[BEGIN]
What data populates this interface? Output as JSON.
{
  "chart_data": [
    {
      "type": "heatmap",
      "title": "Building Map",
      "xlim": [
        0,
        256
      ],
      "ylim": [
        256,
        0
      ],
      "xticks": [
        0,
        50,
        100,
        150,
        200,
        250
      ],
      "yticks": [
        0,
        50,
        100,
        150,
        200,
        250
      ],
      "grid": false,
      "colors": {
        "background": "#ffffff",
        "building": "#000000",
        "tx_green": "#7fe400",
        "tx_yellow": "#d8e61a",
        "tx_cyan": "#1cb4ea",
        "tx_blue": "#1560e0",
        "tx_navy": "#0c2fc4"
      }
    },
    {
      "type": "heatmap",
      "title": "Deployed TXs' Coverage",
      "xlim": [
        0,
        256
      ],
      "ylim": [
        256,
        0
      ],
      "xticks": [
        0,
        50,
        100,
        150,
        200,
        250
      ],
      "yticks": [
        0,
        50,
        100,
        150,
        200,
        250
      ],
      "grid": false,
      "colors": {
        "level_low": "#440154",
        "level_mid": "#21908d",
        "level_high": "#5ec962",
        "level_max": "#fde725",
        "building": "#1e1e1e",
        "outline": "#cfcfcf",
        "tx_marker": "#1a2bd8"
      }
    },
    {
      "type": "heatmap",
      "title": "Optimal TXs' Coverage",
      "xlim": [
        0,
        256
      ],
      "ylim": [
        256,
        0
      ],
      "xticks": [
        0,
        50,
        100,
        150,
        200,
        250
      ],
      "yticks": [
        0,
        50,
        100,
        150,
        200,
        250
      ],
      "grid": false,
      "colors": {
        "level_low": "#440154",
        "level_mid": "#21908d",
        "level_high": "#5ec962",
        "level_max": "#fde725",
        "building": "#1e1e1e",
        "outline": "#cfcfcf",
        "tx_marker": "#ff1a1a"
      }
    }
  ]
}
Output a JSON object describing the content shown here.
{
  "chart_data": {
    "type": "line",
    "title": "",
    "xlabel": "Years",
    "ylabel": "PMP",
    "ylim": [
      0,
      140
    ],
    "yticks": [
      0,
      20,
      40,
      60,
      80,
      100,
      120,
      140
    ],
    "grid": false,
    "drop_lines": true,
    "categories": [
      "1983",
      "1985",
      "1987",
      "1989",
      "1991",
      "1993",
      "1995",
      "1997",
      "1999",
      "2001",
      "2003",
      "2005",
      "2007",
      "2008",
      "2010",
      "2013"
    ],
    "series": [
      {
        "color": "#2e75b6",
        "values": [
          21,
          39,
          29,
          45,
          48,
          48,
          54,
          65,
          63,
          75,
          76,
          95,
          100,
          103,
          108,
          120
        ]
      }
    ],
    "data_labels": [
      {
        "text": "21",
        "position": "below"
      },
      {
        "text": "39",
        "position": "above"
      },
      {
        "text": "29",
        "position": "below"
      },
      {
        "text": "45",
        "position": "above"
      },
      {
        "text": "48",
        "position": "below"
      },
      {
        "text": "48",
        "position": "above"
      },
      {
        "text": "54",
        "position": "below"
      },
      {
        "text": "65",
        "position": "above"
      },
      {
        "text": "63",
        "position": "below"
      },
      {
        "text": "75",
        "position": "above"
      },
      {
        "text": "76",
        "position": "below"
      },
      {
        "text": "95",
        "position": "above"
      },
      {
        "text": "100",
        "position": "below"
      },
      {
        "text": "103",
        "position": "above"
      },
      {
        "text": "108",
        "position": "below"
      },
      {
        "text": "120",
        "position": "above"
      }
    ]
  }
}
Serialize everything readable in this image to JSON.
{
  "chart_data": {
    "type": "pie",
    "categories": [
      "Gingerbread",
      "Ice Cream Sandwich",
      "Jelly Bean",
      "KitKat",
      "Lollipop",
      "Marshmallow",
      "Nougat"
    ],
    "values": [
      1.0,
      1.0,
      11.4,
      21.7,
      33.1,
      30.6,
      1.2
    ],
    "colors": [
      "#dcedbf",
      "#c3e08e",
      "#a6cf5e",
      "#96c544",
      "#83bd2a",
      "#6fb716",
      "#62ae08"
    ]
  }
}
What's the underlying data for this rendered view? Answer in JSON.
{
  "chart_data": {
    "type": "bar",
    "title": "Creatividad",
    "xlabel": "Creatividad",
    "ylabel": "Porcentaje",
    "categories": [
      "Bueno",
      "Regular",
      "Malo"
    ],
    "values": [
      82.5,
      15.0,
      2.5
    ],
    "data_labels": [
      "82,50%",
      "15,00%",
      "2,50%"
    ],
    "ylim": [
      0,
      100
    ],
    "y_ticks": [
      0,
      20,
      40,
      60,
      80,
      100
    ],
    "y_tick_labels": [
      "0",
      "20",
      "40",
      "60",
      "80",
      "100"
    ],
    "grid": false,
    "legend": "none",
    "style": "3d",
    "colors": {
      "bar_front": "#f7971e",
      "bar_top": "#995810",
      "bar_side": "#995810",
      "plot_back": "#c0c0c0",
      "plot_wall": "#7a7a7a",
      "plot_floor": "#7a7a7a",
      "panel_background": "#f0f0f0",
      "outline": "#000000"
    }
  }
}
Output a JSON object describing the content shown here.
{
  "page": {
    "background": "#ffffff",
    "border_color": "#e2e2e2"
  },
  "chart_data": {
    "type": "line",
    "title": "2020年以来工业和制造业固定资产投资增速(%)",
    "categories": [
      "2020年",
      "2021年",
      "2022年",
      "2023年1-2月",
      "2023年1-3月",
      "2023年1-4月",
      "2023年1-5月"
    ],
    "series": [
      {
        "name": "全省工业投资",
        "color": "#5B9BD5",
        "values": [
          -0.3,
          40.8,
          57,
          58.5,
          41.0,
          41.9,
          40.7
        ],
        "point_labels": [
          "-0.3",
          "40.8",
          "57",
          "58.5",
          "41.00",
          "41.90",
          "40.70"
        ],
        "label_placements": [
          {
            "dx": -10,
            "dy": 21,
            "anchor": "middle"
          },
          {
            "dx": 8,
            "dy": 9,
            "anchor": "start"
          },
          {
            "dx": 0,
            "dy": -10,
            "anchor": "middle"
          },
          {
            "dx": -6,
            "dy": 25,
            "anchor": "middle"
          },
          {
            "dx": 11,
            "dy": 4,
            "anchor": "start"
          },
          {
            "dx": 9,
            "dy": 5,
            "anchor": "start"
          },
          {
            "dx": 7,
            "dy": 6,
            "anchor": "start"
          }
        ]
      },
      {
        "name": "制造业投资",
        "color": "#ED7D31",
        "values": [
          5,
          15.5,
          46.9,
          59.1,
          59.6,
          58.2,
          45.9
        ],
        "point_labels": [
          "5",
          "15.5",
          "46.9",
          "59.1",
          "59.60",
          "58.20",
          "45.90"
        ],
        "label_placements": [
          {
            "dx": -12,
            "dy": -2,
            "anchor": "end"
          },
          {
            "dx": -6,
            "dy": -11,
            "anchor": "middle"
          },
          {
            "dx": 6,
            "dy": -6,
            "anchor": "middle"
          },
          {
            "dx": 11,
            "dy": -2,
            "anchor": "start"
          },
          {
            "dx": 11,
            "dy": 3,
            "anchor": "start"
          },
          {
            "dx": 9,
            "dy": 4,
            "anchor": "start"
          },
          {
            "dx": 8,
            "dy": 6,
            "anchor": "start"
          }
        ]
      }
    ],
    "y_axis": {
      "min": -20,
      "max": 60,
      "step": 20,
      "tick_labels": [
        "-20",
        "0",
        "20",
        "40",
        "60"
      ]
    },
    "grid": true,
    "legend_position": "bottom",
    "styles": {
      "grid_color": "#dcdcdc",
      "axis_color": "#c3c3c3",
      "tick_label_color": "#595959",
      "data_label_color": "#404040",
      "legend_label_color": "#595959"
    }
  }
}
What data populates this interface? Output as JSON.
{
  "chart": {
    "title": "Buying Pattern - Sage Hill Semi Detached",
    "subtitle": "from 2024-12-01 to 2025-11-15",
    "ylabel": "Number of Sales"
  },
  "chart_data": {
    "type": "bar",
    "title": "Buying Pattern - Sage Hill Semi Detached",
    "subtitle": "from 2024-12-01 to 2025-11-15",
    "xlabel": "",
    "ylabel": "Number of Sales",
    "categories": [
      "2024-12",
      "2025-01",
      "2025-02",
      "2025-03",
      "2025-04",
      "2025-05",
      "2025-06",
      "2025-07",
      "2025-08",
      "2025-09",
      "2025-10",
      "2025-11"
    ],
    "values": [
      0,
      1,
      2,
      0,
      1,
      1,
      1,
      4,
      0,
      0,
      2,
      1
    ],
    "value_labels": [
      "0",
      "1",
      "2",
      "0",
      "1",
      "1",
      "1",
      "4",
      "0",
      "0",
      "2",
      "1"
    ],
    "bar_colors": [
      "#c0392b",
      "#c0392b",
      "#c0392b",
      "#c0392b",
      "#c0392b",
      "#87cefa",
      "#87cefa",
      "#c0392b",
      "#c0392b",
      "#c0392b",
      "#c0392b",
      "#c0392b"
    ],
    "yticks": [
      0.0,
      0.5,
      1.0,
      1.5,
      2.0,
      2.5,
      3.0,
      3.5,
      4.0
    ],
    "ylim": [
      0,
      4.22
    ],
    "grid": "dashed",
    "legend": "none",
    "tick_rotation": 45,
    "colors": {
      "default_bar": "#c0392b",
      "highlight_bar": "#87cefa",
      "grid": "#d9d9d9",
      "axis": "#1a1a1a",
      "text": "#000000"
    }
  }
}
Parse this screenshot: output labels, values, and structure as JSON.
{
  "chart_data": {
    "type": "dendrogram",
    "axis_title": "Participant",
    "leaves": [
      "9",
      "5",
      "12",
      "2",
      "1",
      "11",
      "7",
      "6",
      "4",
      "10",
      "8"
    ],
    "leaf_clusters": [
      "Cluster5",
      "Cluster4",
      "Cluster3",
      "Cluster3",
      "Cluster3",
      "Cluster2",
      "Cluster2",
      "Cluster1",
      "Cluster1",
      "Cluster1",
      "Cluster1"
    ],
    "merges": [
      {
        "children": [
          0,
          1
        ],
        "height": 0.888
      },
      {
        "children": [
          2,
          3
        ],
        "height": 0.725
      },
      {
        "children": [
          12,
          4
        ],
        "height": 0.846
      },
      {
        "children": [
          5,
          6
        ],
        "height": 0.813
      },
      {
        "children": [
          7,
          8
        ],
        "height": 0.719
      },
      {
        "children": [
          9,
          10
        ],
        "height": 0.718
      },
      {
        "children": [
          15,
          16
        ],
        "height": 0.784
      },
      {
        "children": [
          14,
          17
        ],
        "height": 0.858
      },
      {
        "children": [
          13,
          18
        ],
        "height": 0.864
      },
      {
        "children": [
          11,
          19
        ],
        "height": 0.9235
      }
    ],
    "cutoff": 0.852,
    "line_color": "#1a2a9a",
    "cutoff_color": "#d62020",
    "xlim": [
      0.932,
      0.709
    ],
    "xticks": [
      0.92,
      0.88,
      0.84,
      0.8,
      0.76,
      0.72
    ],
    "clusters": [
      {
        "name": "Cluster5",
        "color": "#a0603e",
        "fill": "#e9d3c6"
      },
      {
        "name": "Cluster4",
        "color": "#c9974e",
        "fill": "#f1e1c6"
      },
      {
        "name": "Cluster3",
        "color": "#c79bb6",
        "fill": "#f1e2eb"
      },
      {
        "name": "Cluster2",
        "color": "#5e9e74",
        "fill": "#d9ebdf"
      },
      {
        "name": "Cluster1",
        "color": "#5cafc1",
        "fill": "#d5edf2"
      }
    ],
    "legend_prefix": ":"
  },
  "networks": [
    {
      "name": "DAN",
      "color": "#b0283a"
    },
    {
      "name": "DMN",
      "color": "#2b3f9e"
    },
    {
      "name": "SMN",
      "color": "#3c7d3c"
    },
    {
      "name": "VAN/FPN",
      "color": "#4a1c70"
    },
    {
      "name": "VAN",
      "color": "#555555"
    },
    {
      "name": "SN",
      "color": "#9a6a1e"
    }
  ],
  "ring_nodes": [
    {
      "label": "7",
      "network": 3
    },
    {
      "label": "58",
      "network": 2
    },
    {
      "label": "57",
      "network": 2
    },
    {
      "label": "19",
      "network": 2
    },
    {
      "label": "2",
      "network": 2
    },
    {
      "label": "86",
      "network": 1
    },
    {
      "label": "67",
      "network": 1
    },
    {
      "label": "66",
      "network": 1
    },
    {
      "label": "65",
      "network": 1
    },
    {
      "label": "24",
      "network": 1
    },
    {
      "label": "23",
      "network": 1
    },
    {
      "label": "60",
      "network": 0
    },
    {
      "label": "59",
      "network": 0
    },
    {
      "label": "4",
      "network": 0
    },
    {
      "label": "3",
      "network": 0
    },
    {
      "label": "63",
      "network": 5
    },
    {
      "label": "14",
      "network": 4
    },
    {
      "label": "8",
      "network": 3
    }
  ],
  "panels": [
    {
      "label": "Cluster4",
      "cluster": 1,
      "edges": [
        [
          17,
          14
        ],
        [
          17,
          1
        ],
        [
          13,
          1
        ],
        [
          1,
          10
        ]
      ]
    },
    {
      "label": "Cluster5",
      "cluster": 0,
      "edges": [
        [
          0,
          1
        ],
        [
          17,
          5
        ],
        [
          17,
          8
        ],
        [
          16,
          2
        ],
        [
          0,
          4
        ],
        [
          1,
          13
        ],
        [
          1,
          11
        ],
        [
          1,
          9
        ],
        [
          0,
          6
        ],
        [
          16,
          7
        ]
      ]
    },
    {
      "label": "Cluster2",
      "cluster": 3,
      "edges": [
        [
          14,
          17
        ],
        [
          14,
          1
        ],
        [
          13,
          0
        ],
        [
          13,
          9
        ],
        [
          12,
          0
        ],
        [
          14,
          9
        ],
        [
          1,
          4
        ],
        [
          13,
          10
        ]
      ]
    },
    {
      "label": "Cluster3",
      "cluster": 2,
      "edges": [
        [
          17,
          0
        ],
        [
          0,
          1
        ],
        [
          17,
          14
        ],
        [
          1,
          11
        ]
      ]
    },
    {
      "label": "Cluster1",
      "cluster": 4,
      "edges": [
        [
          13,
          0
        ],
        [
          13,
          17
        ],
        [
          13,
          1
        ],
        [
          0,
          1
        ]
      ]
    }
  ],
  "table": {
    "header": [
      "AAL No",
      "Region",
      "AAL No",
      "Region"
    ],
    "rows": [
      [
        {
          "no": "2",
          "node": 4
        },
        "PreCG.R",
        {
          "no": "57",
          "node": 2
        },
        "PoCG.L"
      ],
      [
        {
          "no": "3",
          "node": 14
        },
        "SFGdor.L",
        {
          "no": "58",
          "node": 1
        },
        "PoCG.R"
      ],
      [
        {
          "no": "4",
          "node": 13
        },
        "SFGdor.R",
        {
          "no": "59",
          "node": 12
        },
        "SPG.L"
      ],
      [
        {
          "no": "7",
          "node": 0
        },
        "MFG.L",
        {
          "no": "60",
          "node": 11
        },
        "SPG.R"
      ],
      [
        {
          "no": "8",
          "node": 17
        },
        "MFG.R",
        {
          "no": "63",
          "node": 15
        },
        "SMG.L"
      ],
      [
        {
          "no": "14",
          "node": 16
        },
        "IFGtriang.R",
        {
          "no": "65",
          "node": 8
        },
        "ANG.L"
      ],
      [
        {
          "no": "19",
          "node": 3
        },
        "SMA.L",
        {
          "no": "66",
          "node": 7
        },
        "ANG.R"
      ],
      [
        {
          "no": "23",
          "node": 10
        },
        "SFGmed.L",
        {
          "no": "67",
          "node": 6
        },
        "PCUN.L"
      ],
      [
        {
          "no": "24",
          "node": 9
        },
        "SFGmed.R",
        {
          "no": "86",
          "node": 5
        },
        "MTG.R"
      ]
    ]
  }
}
[END]
- Given request: Return each full line of the entries that contains the word "height".

- Exercise output:
        "height": 0.888
        "height": 0.725
        "height": 0.846
        "height": 0.813
        "height": 0.719
        "height": 0.718
        "height": 0.784
        "height": 0.858
        "height": 0.864
        "height": 0.9235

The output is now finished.